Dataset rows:
──────────────────────────────

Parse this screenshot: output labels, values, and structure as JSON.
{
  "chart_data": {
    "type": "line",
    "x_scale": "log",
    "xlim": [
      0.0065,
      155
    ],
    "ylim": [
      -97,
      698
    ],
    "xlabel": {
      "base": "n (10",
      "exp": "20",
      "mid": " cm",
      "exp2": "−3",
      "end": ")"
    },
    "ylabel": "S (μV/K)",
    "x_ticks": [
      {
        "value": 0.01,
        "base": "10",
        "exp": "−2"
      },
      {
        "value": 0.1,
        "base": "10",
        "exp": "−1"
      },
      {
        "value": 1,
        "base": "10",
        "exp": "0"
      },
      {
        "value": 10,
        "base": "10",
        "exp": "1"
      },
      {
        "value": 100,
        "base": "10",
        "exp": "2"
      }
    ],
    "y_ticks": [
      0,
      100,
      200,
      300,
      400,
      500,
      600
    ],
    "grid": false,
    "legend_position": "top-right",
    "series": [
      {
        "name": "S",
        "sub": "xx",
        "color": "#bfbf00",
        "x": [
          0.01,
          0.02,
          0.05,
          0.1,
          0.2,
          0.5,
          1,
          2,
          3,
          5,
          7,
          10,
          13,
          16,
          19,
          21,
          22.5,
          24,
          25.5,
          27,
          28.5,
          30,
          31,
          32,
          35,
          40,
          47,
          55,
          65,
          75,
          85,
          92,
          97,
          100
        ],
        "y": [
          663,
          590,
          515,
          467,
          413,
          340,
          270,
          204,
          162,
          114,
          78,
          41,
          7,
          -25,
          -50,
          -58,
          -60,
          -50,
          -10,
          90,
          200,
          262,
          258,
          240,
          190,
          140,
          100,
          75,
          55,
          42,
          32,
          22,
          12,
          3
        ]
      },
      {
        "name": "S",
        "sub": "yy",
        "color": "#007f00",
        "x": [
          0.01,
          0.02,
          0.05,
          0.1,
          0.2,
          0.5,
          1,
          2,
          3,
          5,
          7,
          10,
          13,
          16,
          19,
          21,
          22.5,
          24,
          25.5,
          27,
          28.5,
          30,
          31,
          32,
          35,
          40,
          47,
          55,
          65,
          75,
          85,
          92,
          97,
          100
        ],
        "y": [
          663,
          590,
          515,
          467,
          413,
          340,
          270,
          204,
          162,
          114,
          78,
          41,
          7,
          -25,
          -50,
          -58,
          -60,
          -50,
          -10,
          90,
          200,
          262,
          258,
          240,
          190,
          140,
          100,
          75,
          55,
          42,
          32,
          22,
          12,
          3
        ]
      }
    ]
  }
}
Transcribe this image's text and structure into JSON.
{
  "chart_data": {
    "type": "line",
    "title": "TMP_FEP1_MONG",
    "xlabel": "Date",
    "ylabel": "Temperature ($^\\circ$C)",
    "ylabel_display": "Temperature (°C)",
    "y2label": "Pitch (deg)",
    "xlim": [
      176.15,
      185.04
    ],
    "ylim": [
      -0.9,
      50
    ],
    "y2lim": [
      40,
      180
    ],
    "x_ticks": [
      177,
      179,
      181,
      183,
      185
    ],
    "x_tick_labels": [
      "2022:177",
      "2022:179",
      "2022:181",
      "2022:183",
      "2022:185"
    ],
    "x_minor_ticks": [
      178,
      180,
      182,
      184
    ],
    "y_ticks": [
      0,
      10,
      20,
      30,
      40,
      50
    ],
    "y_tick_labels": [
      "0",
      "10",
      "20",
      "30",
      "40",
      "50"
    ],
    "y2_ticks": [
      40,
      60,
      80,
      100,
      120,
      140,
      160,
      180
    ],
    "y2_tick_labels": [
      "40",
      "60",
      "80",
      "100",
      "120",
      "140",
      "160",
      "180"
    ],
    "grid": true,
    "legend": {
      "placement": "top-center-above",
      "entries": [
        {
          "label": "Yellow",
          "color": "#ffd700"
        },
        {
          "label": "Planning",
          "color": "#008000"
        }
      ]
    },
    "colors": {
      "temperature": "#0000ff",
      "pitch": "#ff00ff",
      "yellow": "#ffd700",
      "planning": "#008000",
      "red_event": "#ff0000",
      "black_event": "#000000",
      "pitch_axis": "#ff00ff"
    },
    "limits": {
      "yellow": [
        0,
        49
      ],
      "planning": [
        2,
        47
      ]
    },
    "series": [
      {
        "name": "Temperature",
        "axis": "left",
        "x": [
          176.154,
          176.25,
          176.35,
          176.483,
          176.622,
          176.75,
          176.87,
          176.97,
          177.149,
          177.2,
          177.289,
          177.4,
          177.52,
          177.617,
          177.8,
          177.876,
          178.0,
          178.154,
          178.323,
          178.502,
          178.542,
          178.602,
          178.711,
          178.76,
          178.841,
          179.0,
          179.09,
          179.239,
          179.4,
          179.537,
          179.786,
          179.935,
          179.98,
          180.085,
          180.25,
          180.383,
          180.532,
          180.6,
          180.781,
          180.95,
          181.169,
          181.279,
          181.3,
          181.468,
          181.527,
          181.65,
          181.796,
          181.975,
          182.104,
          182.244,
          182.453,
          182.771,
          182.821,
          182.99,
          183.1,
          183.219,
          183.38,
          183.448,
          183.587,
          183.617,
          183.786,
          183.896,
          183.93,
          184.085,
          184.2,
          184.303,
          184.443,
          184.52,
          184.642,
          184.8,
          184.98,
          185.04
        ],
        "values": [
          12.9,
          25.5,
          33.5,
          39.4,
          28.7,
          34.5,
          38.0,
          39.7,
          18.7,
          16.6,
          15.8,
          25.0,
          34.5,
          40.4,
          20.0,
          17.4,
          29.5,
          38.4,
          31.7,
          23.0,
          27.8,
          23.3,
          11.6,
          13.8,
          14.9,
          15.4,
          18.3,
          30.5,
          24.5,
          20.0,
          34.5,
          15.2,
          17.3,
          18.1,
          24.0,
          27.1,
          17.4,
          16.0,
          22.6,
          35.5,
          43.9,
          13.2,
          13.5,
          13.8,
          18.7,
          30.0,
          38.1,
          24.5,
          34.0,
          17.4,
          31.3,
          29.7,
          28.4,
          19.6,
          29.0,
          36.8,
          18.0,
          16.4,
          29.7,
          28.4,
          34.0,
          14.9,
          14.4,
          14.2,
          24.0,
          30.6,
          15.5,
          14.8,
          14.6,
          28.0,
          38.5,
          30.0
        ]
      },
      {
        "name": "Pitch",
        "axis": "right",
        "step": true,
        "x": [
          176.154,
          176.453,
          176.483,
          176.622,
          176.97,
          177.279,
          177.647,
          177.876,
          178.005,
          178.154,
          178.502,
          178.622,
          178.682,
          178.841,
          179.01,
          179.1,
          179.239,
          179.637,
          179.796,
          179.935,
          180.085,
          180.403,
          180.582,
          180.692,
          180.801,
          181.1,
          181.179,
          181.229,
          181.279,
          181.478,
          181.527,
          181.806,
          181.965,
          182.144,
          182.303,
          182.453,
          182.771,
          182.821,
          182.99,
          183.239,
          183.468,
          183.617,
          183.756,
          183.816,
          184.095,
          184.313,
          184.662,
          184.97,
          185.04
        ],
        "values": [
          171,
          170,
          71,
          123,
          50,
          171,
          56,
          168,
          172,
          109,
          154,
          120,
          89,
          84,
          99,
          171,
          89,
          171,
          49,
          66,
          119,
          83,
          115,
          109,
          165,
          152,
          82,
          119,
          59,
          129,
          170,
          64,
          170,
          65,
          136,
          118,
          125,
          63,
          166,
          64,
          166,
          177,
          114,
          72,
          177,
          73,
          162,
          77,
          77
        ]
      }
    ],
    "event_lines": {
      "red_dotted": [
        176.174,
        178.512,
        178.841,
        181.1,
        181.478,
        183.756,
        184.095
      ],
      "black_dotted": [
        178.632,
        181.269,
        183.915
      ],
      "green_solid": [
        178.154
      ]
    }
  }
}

──────────────────────────────

All of the entries above need to be reproduced exactly.

## RESULT OF THE TASK
Parse this screenshot: output labels, values, and structure as JSON.
{
  "chart_data": {
    "type": "line",
    "x_scale": "log",
    "xlim": [
      0.0065,
      155
    ],
    "ylim": [
      -97,
      698
    ],
    "xlabel": {
      "base": "n (10",
      "exp": "20",
      "mid": " cm",
      "exp2": "−3",
      "end": ")"
    },
    "ylabel": "S (μV/K)",
    "x_ticks": [
      {
        "value": 0.01,
        "base": "10",
        "exp": "−2"
      },
      {
        "value": 0.1,
        "base": "10",
        "exp": "−1"
      },
      {
        "value": 1,
        "base": "10",
        "exp": "0"
      },
      {
        "value": 10,
        "base": "10",
        "exp": "1"
      },
      {
        "value": 100,
        "base": "10",
        "exp": "2"
      }
    ],
    "y_ticks": [
      0,
      100,
      200,
      300,
      400,
      500,
      600
    ],
    "grid": false,
    "legend_position": "top-right",
    "series": [
      {
        "name": "S",
        "sub": "xx",
        "color": "#bfbf00",
        "x": [
          0.01,
          0.02,
          0.05,
          0.1,
          0.2,
          0.5,
          1,
          2,
          3,
          5,
          7,
          10,
          13,
          16,
          19,
          21,
          22.5,
          24,
          25.5,
          27,
          28.5,
          30,
          31,
          32,
          35,
          40,
          47,
          55,
          65,
          75,
          85,
          92,
          97,
          100
        ],
        "y": [
          663,
          590,
          515,
          467,
          413,
          340,
          270,
          204,
          162,
          114,
          78,
          41,
          7,
          -25,
          -50,
          -58,
          -60,
          -50,
          -10,
          90,
          200,
          262,
          258,
          240,
          190,
          140,
          100,
          75,
          55,
          42,
          32,
          22,
          12,
          3
        ]
      },
      {
        "name": "S",
        "sub": "yy",
        "color": "#007f00",
        "x": [
          0.01,
          0.02,
          0.05,
          0.1,
          0.2,
          0.5,
          1,
          2,
          3,
          5,
          7,
          10,
          13,
          16,
          19,
          21,
          22.5,
          24,
          25.5,
          27,
          28.5,
          30,
          31,
          32,
          35,
          40,
          47,
          55,
          65,
          75,
          85,
          92,
          97,
          100
        ],
        "y": [
          663,
          590,
          515,
          467,
          413,
          340,
          270,
          204,
          162,
          114,
          78,
          41,
          7,
          -25,
          -50,
          -58,
          -60,
          -50,
          -10,
          90,
          200,
          262,
          258,
          240,
          190,
          140,
          100,
          75,
          55,
          42,
          32,
          22,
          12,
          3
        ]
      }
    ]
  }
}
Transcribe this image's text and structure into JSON.
{
  "chart_data": {
    "type": "line",
    "title": "TMP_FEP1_MONG",
    "xlabel": "Date",
    "ylabel": "Temperature ($^\\circ$C)",
    "ylabel_display": "Temperature (°C)",
    "y2label": "Pitch (deg)",
    "xlim": [
      176.15,
      185.04
    ],
    "ylim": [
      -0.9,
      50
    ],
    "y2lim": [
      40,
      180
    ],
    "x_ticks": [
      177,
      179,
      181,
      183,
      185
    ],
    "x_tick_labels": [
      "2022:177",
      "2022:179",
      "2022:181",
      "2022:183",
      "2022:185"
    ],
    "x_minor_ticks": [
      178,
      180,
      182,
      184
    ],
    "y_ticks": [
      0,
      10,
      20,
      30,
      40,
      50
    ],
    "y_tick_labels": [
      "0",
      "10",
      "20",
      "30",
      "40",
      "50"
    ],
    "y2_ticks": [
      40,
      60,
      80,
      100,
      120,
      140,
      160,
      180
    ],
    "y2_tick_labels": [
      "40",
      "60",
      "80",
      "100",
      "120",
      "140",
      "160",
      "180"
    ],
    "grid": true,
    "legend": {
      "placement": "top-center-above",
      "entries": [
        {
          "label": "Yellow",
          "color": "#ffd700"
        },
        {
          "label": "Planning",
          "color": "#008000"
        }
      ]
    },
    "colors": {
      "temperature": "#0000ff",
      "pitch": "#ff00ff",
      "yellow": "#ffd700",
      "planning": "#008000",
      "red_event": "#ff0000",
      "black_event": "#000000",
      "pitch_axis": "#ff00ff"
    },
    "limits": {
      "yellow": [
        0,
        49
      ],
      "planning": [
        2,
        47
      ]
    },
    "series": [
      {
        "name": "Temperature",
        "axis": "left",
        "x": [
          176.154,
          176.25,
          176.35,
          176.483,
          176.622,
          176.75,
          176.87,
          176.97,
          177.149,
          177.2,
          177.289,
          177.4,
          177.52,
          177.617,
          177.8,
          177.876,
          178.0,
          178.154,
          178.323,
          178.502,
          178.542,
          178.602,
          178.711,
          178.76,
          178.841,
          179.0,
          179.09,
          179.239,
          179.4,
          179.537,
          179.786,
          179.935,
          179.98,
          180.085,
          180.25,
          180.383,
          180.532,
          180.6,
          180.781,
          180.95,
          181.169,
          181.279,
          181.3,
          181.468,
          181.527,
          181.65,
          181.796,
          181.975,
          182.104,
          182.244,
          182.453,
          182.771,
          182.821,
          182.99,
          183.1,
          183.219,
          183.38,
          183.448,
          183.587,
          183.617,
          183.786,
          183.896,
          183.93,
          184.085,
          184.2,
          184.303,
          184.443,
          184.52,
          184.642,
          184.8,
          184.98,
          185.04
        ],
        "values": [
          12.9,
          25.5,
          33.5,
          39.4,
          28.7,
          34.5,
          38.0,
          39.7,
          18.7,
          16.6,
          15.8,
          25.0,
          34.5,
          40.4,
          20.0,
          17.4,
          29.5,
          38.4,
          31.7,
          23.0,
          27.8,
          23.3,
          11.6,
          13.8,
          14.9,
          15.4,
          18.3,
          30.5,
          24.5,
          20.0,
          34.5,
          15.2,
          17.3,
          18.1,
          24.0,
          27.1,
          17.4,
          16.0,
          22.6,
          35.5,
          43.9,
          13.2,
          13.5,
          13.8,
          18.7,
          30.0,
          38.1,
          24.5,
          34.0,
          17.4,
          31.3,
          29.7,
          28.4,
          19.6,
          29.0,
          36.8,
          18.0,
          16.4,
          29.7,
          28.4,
          34.0,
          14.9,
          14.4,
          14.2,
          24.0,
          30.6,
          15.5,
          14.8,
          14.6,
          28.0,
          38.5,
          30.0
        ]
      },
      {
        "name": "Pitch",
        "axis": "right",
        "step": true,
        "x": [
          176.154,
          176.453,
          176.483,
          176.622,
          176.97,
          177.279,
          177.647,
          177.876,
          178.005,
          178.154,
          178.502,
          178.622,
          178.682,
          178.841,
          179.01,
          179.1,
          179.239,
          179.637,
          179.796,
          179.935,
          180.085,
          180.403,
          180.582,
          180.692,
          180.801,
          181.1,
          181.179,
          181.229,
          181.279,
          181.478,
          181.527,
          181.806,
          181.965,
          182.144,
          182.303,
          182.453,
          182.771,
          182.821,
          182.99,
          183.239,
          183.468,
          183.617,
          183.756,
          183.816,
          184.095,
          184.313,
          184.662,
          184.97,
          185.04
        ],
        "values": [
          171,
          170,
          71,
          123,
          50,
          171,
          56,
          168,
          172,
          109,
          154,
          120,
          89,
          84,
          99,
          171,
          89,
          171,
          49,
          66,
          119,
          83,
          115,
          109,
          165,
          152,
          82,
          119,
          59,
          129,
          170,
          64,
          170,
          65,
          136,
          118,
          125,
          63,
          166,
          64,
          166,
          177,
          114,
          72,
          177,
          73,
          162,
          77,
          77
        ]
      }
    ],
    "event_lines": {
      "red_dotted": [
        176.174,
        178.512,
        178.841,
        181.1,
        181.478,
        183.756,
        184.095
      ],
      "black_dotted": [
        178.632,
        181.269,
        183.915
      ],
      "green_solid": [
        178.154
      ]
    }
  }
}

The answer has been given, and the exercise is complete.